** begin Extract **

Reference

dapla_pseudo package

Subpackages

dapla_pseudo.constants module

This module defines constants that are referenced throughout the codebase.

class Env(*values)

Bases: str, Enum

Environment variable keys.

PSEUDO_CLIENT_MAX_TOTAL_PARTITIONS = 'PSEUDO_CLIENT_MAX_TOTAL_PARTITIONS'
PSEUDO_CLIENT_ROWS_PER_PARTITION = 'PSEUDO_CLIENT_ROWS_PER_PARTITION'
PSEUDO_SERVICE_AUTH_TOKEN = 'PSEUDO_SERVICE_AUTH_TOKEN'
PSEUDO_SERVICE_URL = 'PSEUDO_SERVICE_URL'
class MapFailureStrategy(*values)

Bases: str, Enum

UnknownCharacterStrategy defines how encryption/decryption should handle non-alphabet characters.

RETURN_NULL = 'RETURN_NULL'
RETURN_ORIGINAL = 'RETURN_ORIGINAL'
class PredefinedKeys(*values)

Bases: str, Enum

Names of ‘global keys’ that the Dapla Pseudo Service is familiar with.

PAPIS_COMMON_KEY_1 = 'papis-common-key-1'
SSB_COMMON_KEY_1 = 'ssb-common-key-1'
SSB_COMMON_KEY_2 = 'ssb-common-key-2'
class PseudoFunctionTypes(*values)

** end Extract **
** begin Material provided **

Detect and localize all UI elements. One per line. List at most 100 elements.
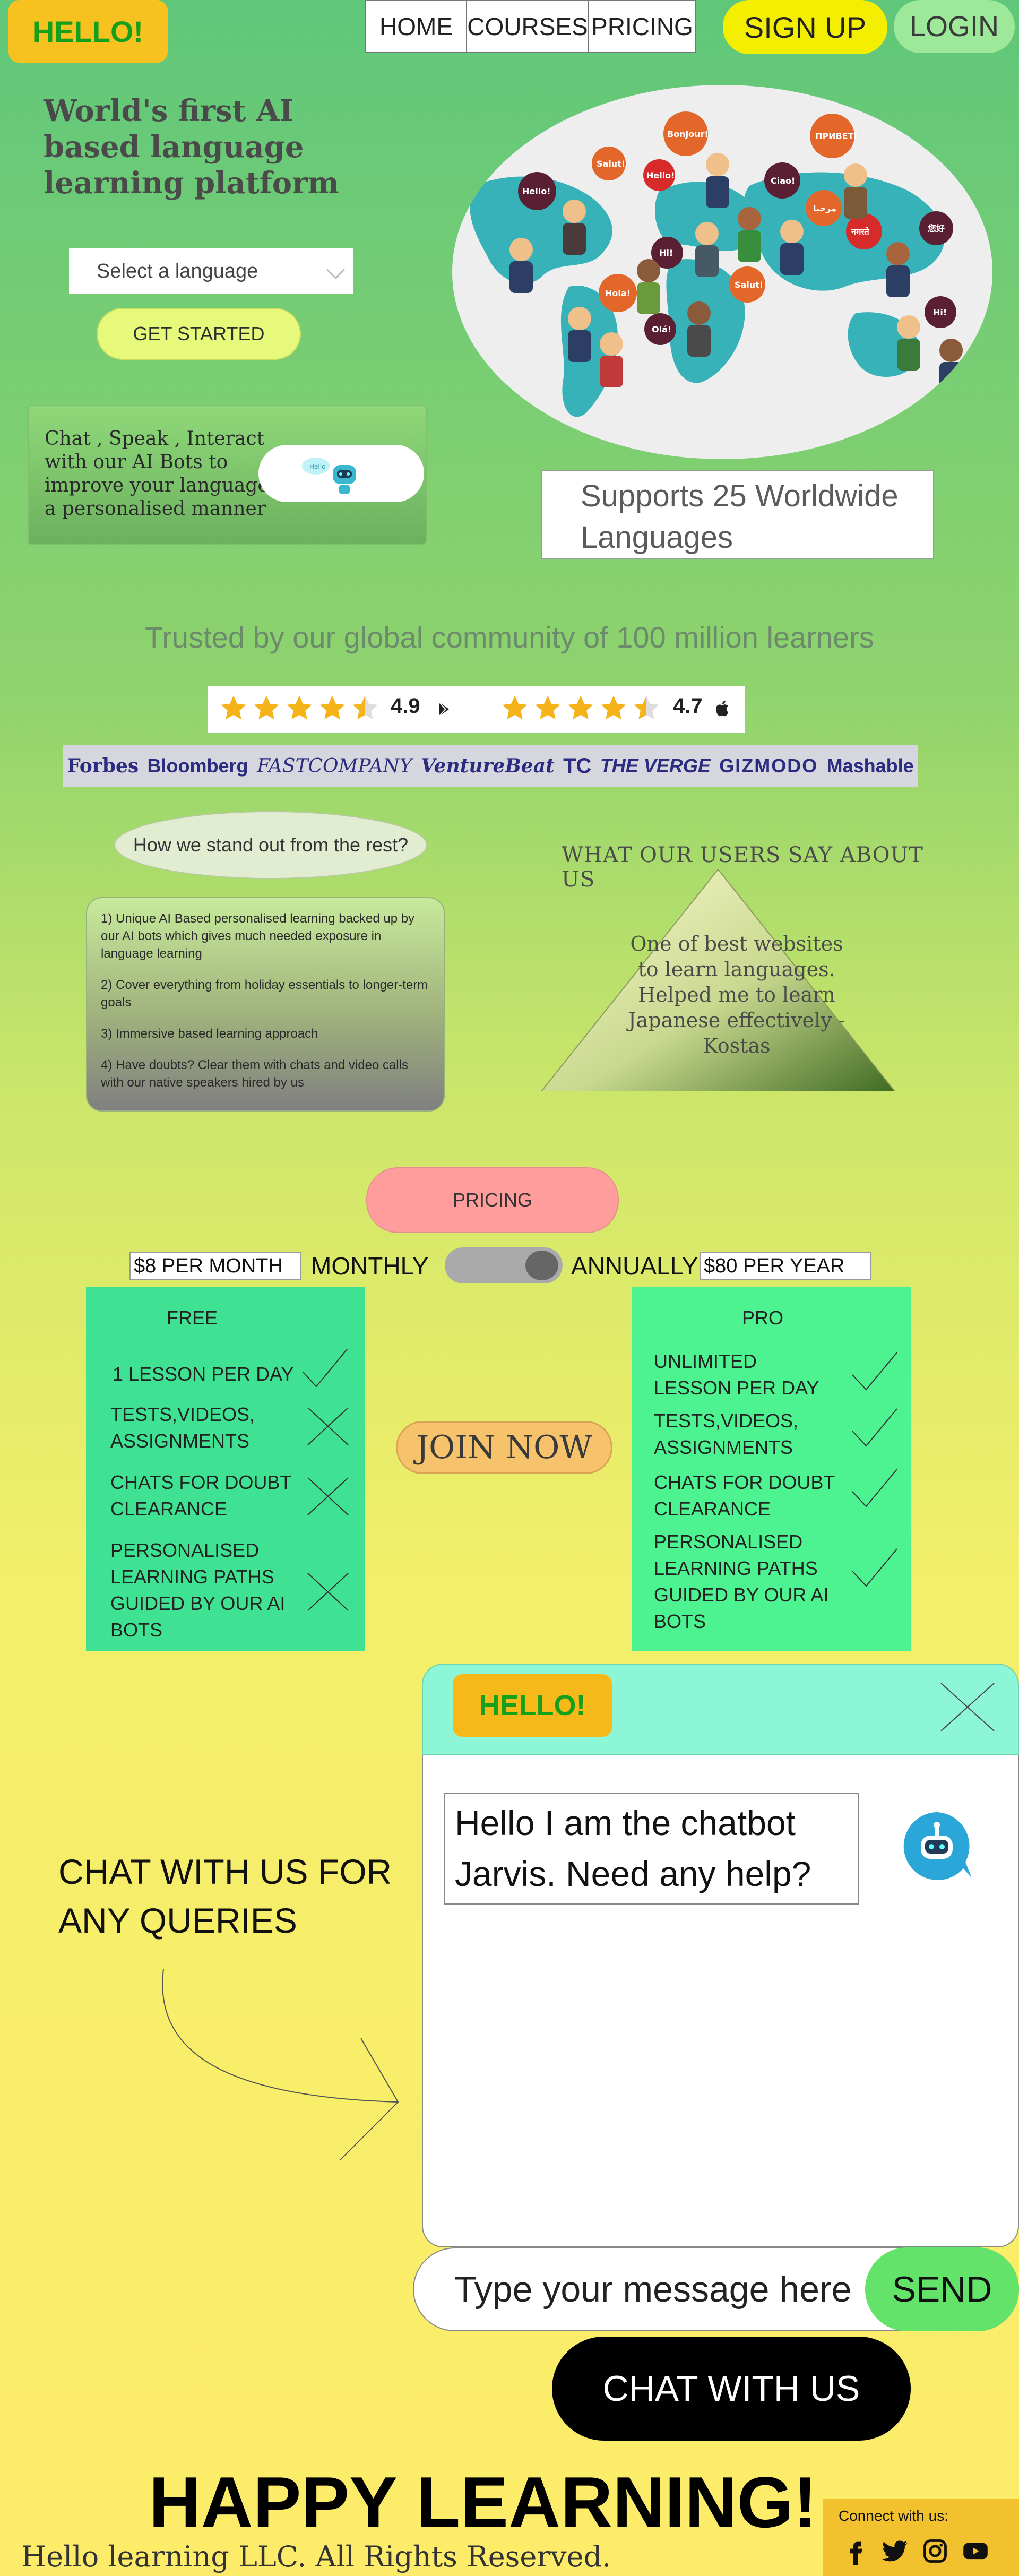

** end Material provided **

## Exercise description
From the dapla_pseudo reference above, copy the passage from "RETURN_NULL = 'RETURN_NULL'" to "is familiar with." word for word.

## Output
RETURN_NULL = 'RETURN_NULL'
RETURN_ORIGINAL = 'RETURN_ORIGINAL'
class PredefinedKeys(*values)

Bases: str, Enum

Names of ‘global keys’ that the Dapla Pseudo Service is familiar with.